══ Provided records ══

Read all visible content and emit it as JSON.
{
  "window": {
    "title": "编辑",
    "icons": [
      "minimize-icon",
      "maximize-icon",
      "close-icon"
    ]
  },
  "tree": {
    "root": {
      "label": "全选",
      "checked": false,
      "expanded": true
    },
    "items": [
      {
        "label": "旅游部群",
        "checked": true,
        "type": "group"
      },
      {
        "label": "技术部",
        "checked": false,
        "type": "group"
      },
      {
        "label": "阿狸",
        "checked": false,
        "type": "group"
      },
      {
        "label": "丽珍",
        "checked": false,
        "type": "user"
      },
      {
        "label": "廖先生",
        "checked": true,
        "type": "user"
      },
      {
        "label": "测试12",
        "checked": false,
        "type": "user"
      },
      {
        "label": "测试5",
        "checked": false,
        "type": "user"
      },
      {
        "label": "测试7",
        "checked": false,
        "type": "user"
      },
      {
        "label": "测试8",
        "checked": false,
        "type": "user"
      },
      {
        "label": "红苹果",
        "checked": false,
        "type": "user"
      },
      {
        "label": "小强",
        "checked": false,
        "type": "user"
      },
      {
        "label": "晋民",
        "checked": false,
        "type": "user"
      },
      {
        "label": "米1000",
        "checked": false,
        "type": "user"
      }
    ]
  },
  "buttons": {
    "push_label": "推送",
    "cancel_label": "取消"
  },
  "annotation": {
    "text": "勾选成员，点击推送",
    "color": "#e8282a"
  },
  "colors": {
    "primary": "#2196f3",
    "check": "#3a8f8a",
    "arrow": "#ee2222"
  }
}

═══

Task requirements = Print the listing above in its entirety, with every line exact.

Finished answer =
Read all visible content and emit it as JSON.
{
  "window": {
    "title": "编辑",
    "icons": [
      "minimize-icon",
      "maximize-icon",
      "close-icon"
    ]
  },
  "tree": {
    "root": {
      "label": "全选",
      "checked": false,
      "expanded": true
    },
    "items": [
      {
        "label": "旅游部群",
        "checked": true,
        "type": "group"
      },
      {
        "label": "技术部",
        "checked": false,
        "type": "group"
      },
      {
        "label": "阿狸",
        "checked": false,
        "type": "group"
      },
      {
        "label": "丽珍",
        "checked": false,
        "type": "user"
      },
      {
        "label": "廖先生",
        "checked": true,
        "type": "user"
      },
      {
        "label": "测试12",
        "checked": false,
        "type": "user"
      },
      {
        "label": "测试5",
        "checked": false,
        "type": "user"
      },
      {
        "label": "测试7",
        "checked": false,
        "type": "user"
      },
      {
        "label": "测试8",
        "checked": false,
        "type": "user"
      },
      {
        "label": "红苹果",
        "checked": false,
        "type": "user"
      },
      {
        "label": "小强",
        "checked": false,
        "type": "user"
      },
      {
        "label": "晋民",
        "checked": false,
        "type": "user"
      },
      {
        "label": "米1000",
        "checked": false,
        "type": "user"
      }
    ]
  },
  "buttons": {
    "push_label": "推送",
    "cancel_label": "取消"
  },
  "annotation": {
    "text": "勾选成员，点击推送",
    "color": "#e8282a"
  },
  "colors": {
    "primary": "#2196f3",
    "check": "#3a8f8a",
    "arrow": "#ee2222"
  }
}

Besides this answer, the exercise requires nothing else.